**Задания:**
1 > Перепишите слово в слово кусок из фрагмента о Карамзине, начиная с «Милость – и» и заканчивая «царь сам дал.».
2 > Ответьте по фрагменту о Карамзине:
(a) Чьи слова о том, что государь налагал на Карамзина обязанность скромности и умеренности, приведены в начале?
(b) Куда, по словам Покровского, поехал Карамзин, когда написал первую главу «Истории»?
(c) В каком году, по словам Покровского, Карамзин получил деньги и чин?
3 > Перескажите фрагмент о Карамзине в двух предложениях.

**Фрагмент текста:**
Милость – и зависимость: Пушкин хорошо это знал, когда писал: "Государь, освободив его от цензуры, сим знаком доверенности некоторым образом налагал на Карамзина обязанность всевозможной скромности и умеренности".
Карамзин не просил – царь сам дал.
Не раз это истолковывалось как ясное доказательство дворянского, крепостнического, официального характера карамзинской Истории; случалось, подобное мнение высказывалось в весьма обличительных формах. Например, М. Н. Покровский (более полувека назад) говорил на своих лекциях: "Когда наш брат теперь напишет что-нибудь новое, – куда он идет? Он идет в Коммунистическую академию и там читает. Когда Карамзин написал первую главу „Истории" – что он сделал? Он поехал в Тверь, где в это время находился Александр I в гостях у сестры; получение же денег и чина в 1816 году – типично придворная история! <... > Это была действительно официальная „историография" той России, того режима, который привел декабристов к убеждению, что, не вырезав всех Романовых, нельзя сделать шаг вперед".

(Данные о рамках)

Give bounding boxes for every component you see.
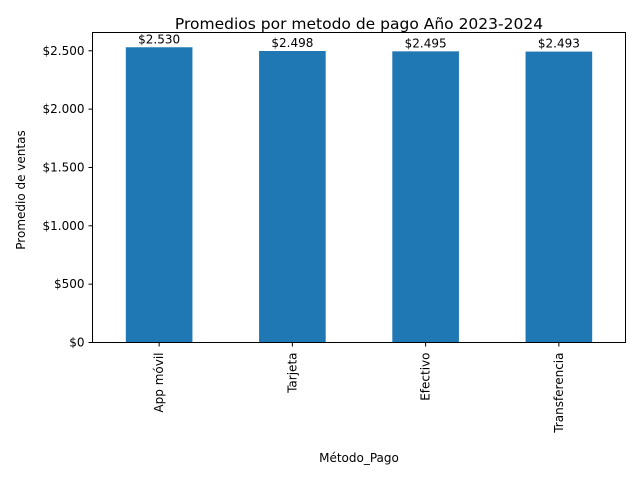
bar	[125, 47, 193, 343]
x-tick-label: Transferencia	[552, 353, 566, 434]
data-label: $2.493	[538, 37, 580, 51]
y-tick-label: $500	[54, 277, 85, 291]
data-label: $2.495	[405, 36, 447, 50]
y-axis-label: Promedio de ventas	[14, 130, 28, 249]
plot-frame	[92, 32, 626, 343]
x-tick-label: App móvil	[152, 353, 166, 413]
bar	[392, 51, 459, 343]
bars-group: $2.530 $2.498 $2.495 $2.493	[125, 32, 593, 343]
x-tick-label: Efectivo	[419, 353, 433, 401]
bar	[259, 50, 326, 343]
x-tick-label: Tarjeta	[285, 353, 299, 394]
bar	[525, 51, 593, 343]
y-tick-label: $1.000	[43, 219, 85, 233]
y-tick-label: $2.500	[43, 44, 85, 58]
chart-title: Promedios por metodo de pago Año 2023-20…	[175, 15, 543, 33]
y-tick-label: $1.500	[43, 160, 85, 174]
y-tick-label: $2.000	[43, 102, 85, 116]
x-axis: App móvil Tarjeta Efectivo Transferencia	[152, 342, 566, 434]
x-axis-label: Método_Pago	[319, 451, 399, 465]
y-tick-label: $0	[69, 336, 84, 350]
data-label: $2.530	[138, 32, 180, 46]
y-axis: $0 $500 $1.000 $1.500 $2.000 $2.500	[43, 44, 93, 350]
data-label: $2.498	[271, 36, 313, 50]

**Ответы к заданиям:**
1 >
Милость – и зависимость: Пушкин хорошо это знал, когда писал: "Государь, освободив его от цензуры, сим знаком доверенности некоторым образом налагал на Карамзина обязанность всевозможной скромности и умеренности".
Карамзин не просил – царь сам дал.

2 >
(a) Пушкина.
(b) В Тверь.
(c) В 1816 году.

3 > Пушкин писал, что государь, освободив Карамзина от цензуры, налагал на него обязанность скромности и умеренности, причём Карамзин об этом не просил, а царь дал это сам. Это не раз толковали как доказательство дворянского, крепостнического и официального характера его «Истории»; так, М. Н. Покровский называл её официальной «историографией» того режима.